* What you should do
Output each line of the material exactly as it stands.

—————

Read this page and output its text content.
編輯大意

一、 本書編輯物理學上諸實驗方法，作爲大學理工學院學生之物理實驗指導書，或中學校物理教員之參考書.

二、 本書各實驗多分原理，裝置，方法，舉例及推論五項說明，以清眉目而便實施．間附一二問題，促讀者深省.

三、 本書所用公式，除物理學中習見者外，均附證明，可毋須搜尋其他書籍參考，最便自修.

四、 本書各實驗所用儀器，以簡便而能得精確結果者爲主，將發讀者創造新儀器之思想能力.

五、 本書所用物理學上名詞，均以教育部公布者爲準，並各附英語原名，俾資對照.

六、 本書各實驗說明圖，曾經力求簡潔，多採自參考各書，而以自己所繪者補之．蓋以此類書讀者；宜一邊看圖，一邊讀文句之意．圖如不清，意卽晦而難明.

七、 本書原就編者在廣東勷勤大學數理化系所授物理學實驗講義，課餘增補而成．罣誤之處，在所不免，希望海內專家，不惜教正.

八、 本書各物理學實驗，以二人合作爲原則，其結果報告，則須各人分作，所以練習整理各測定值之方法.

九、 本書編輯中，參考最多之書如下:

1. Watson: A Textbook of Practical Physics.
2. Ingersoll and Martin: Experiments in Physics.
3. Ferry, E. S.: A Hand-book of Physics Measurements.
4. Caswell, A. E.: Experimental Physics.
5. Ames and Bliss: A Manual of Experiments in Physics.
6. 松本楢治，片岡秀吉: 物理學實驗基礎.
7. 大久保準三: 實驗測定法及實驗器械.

—————

* Answer to this task
Read this page and output its text content.
編輯大意

一、 本書編輯物理學上諸實驗方法，作爲大學理工學院學生之物理實驗指導書，或中學校物理教員之參考書.

二、 本書各實驗多分原理，裝置，方法，舉例及推論五項說明，以清眉目而便實施．間附一二問題，促讀者深省.

三、 本書所用公式，除物理學中習見者外，均附證明，可毋須搜尋其他書籍參考，最便自修.

四、 本書各實驗所用儀器，以簡便而能得精確結果者爲主，將發讀者創造新儀器之思想能力.

五、 本書所用物理學上名詞，均以教育部公布者爲準，並各附英語原名，俾資對照.

六、 本書各實驗說明圖，曾經力求簡潔，多採自參考各書，而以自己所繪者補之．蓋以此類書讀者；宜一邊看圖，一邊讀文句之意．圖如不清，意卽晦而難明.

七、 本書原就編者在廣東勷勤大學數理化系所授物理學實驗講義，課餘增補而成．罣誤之處，在所不免，希望海內專家，不惜教正.

八、 本書各物理學實驗，以二人合作爲原則，其結果報告，則須各人分作，所以練習整理各測定值之方法.

九、 本書編輯中，參考最多之書如下:

1. Watson: A Textbook of Practical Physics.
2. Ingersoll and Martin: Experiments in Physics.
3. Ferry, E. S.: A Hand-book of Physics Measurements.
4. Caswell, A. E.: Experimental Physics.
5. Ames and Bliss: A Manual of Experiments in Physics.
6. 松本楢治，片岡秀吉: 物理學實驗基礎.
7. 大久保準三: 實驗測定法及實驗器械.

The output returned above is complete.